Provide an exact copy of the data, excluding the images.

(Dataset records)
· · · · · · ·

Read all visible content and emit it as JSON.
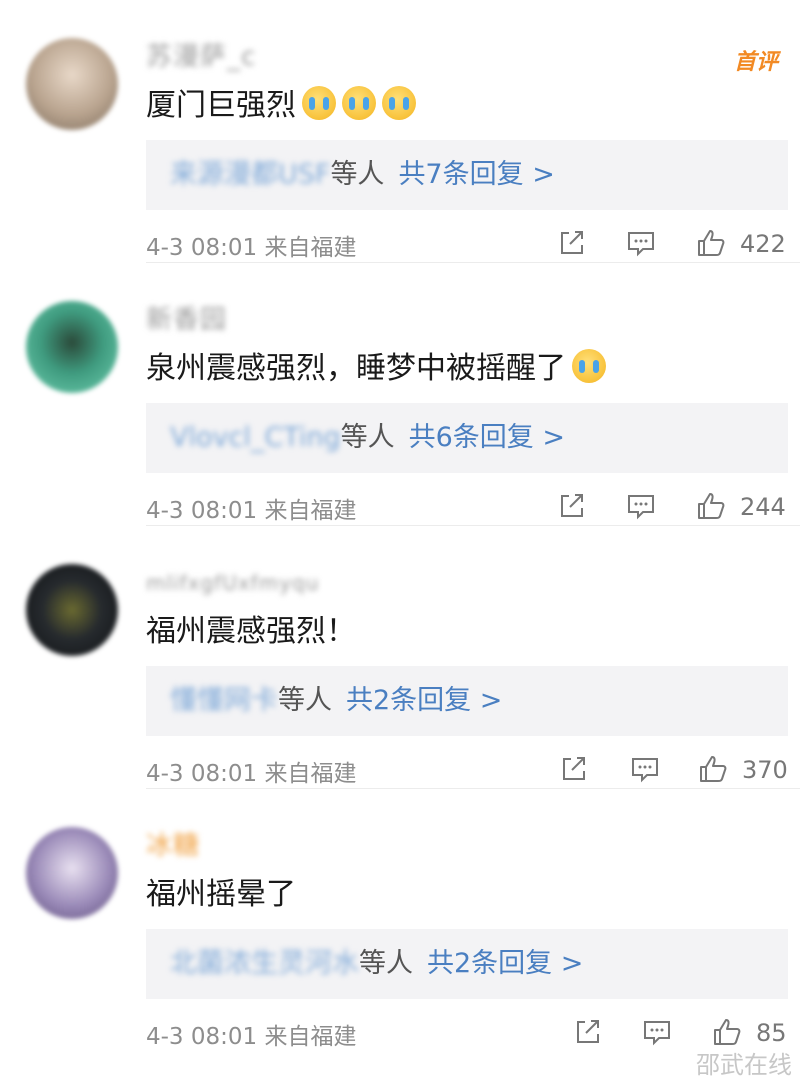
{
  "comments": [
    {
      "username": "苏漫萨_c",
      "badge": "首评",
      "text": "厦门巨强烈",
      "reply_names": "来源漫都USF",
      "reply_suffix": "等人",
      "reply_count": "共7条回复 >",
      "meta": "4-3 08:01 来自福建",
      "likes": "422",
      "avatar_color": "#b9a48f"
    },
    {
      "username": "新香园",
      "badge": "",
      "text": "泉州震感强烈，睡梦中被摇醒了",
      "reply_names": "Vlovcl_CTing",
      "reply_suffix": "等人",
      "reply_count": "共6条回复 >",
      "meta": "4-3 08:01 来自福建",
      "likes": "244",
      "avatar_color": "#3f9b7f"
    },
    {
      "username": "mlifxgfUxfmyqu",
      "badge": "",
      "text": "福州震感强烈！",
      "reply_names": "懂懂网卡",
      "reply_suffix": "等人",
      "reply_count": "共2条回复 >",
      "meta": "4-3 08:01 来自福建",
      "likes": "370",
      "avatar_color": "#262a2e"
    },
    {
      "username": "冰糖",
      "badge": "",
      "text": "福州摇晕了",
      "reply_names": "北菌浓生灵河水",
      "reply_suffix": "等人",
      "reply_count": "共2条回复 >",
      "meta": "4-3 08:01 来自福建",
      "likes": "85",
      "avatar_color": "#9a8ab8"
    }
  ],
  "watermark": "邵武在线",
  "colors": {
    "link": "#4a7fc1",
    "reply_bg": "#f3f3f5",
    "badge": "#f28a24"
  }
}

· · · · · · ·

Response to this exercise:
Read all visible content and emit it as JSON.
{
  "comments": [
    {
      "username": "苏漫萨_c",
      "badge": "首评",
      "text": "厦门巨强烈",
      "reply_names": "来源漫都USF",
      "reply_suffix": "等人",
      "reply_count": "共7条回复 >",
      "meta": "4-3 08:01 来自福建",
      "likes": "422",
      "avatar_color": "#b9a48f"
    },
    {
      "username": "新香园",
      "badge": "",
      "text": "泉州震感强烈，睡梦中被摇醒了",
      "reply_names": "Vlovcl_CTing",
      "reply_suffix": "等人",
      "reply_count": "共6条回复 >",
      "meta": "4-3 08:01 来自福建",
      "likes": "244",
      "avatar_color": "#3f9b7f"
    },
    {
      "username": "mlifxgfUxfmyqu",
      "badge": "",
      "text": "福州震感强烈！",
      "reply_names": "懂懂网卡",
      "reply_suffix": "等人",
      "reply_count": "共2条回复 >",
      "meta": "4-3 08:01 来自福建",
      "likes": "370",
      "avatar_color": "#262a2e"
    },
    {
      "username": "冰糖",
      "badge": "",
      "text": "福州摇晕了",
      "reply_names": "北菌浓生灵河水",
      "reply_suffix": "等人",
      "reply_count": "共2条回复 >",
      "meta": "4-3 08:01 来自福建",
      "likes": "85",
      "avatar_color": "#9a8ab8"
    }
  ],
  "watermark": "邵武在线",
  "colors": {
    "link": "#4a7fc1",
    "reply_bg": "#f3f3f5",
    "badge": "#f28a24"
  }
}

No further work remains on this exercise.